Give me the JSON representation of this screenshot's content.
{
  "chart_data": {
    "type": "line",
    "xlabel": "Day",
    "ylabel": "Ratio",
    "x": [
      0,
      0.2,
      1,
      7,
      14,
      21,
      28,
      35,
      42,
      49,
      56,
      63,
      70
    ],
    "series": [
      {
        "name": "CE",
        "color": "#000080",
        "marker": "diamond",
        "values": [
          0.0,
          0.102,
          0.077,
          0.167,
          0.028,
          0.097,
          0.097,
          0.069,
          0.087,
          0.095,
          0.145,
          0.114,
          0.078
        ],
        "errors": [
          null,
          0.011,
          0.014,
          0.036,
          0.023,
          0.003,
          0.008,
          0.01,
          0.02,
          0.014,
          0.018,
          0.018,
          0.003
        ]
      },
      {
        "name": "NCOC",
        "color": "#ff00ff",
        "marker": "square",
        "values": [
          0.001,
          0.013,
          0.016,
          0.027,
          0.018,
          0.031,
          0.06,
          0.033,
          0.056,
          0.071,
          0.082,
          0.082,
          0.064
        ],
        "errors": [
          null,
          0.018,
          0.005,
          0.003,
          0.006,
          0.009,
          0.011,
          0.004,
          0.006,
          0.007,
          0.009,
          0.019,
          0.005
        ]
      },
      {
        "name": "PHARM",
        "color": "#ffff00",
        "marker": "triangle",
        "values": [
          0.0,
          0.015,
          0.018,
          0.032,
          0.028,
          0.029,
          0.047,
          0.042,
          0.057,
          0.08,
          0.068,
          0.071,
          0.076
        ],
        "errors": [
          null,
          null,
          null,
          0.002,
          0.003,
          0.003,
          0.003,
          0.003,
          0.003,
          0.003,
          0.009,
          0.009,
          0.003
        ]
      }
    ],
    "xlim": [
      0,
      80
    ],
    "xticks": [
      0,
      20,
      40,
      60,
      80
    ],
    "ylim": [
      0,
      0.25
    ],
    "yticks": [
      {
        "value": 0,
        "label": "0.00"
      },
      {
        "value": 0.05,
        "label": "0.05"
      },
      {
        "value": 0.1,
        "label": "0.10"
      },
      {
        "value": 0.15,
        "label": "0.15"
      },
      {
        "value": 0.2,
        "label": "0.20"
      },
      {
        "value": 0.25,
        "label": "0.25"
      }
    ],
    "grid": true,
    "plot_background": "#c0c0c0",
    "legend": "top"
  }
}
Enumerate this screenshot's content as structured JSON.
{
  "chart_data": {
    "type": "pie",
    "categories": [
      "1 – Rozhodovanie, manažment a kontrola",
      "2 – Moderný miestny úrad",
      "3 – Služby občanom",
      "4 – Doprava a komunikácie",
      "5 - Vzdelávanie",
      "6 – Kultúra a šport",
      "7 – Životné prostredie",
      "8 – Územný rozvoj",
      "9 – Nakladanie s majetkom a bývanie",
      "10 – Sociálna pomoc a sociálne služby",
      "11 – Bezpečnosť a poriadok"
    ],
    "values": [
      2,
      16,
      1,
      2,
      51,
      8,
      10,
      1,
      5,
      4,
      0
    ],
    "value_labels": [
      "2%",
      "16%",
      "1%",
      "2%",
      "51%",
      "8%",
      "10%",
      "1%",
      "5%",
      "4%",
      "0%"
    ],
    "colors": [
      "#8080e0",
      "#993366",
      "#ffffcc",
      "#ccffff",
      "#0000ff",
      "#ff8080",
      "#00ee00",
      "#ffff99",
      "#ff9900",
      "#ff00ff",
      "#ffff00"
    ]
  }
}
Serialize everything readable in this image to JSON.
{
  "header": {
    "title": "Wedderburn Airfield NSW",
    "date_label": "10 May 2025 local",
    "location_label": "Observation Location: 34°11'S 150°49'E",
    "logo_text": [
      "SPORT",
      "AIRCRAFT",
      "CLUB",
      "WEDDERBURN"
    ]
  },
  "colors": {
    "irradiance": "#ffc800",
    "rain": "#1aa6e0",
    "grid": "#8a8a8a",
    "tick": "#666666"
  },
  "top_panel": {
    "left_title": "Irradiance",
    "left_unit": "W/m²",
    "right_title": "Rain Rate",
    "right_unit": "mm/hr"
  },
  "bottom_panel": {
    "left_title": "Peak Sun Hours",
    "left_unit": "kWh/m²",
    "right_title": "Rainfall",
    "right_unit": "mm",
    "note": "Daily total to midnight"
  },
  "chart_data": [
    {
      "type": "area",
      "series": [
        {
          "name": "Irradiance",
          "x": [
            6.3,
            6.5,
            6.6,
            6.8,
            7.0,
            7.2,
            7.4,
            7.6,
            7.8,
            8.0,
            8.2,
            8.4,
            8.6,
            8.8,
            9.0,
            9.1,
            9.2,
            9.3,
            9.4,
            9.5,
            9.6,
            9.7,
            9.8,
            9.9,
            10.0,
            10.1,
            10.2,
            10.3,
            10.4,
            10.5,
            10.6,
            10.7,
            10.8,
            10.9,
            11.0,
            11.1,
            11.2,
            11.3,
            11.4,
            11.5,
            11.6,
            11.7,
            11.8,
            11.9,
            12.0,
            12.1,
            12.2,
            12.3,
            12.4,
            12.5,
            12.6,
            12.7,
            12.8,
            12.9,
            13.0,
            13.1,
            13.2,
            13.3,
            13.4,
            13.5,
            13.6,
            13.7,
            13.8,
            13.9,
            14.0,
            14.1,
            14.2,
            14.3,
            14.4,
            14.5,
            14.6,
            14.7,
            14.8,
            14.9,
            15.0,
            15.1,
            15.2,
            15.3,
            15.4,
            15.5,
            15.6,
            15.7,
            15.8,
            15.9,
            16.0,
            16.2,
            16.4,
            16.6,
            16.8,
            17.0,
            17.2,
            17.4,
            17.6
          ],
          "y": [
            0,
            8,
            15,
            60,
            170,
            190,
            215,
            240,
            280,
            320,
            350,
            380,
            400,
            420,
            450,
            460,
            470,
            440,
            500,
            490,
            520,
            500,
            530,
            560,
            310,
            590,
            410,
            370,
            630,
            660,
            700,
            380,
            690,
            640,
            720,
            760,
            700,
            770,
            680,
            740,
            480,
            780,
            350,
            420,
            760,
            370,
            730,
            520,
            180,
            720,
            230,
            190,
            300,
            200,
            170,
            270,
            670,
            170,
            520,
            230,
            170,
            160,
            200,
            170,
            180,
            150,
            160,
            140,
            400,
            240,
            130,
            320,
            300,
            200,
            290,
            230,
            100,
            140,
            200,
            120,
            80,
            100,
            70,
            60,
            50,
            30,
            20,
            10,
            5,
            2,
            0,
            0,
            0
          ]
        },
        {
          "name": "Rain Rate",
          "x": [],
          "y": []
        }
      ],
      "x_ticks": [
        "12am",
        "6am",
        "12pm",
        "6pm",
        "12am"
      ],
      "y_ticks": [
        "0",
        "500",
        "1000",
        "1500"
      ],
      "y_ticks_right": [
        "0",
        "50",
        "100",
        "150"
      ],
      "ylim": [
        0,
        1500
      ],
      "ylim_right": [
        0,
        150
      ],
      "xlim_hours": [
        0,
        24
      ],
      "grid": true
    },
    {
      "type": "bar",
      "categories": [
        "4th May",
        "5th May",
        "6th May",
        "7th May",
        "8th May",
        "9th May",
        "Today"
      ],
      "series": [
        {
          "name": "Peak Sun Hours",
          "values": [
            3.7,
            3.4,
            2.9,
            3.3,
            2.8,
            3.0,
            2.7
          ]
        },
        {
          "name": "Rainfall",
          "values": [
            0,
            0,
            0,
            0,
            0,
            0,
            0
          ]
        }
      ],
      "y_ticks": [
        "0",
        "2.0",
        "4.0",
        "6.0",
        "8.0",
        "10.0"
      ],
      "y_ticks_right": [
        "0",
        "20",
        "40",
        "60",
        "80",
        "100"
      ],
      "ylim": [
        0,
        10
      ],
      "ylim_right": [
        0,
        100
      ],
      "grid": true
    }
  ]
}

:: EXERCISE OBJECTIVE ::
In the listing above, find each line with the word "type" and copy it.

:: WRITTEN RESPONSE ::
    "type": "line",
    "type": "pie",
      "type": "area",
      "type": "bar",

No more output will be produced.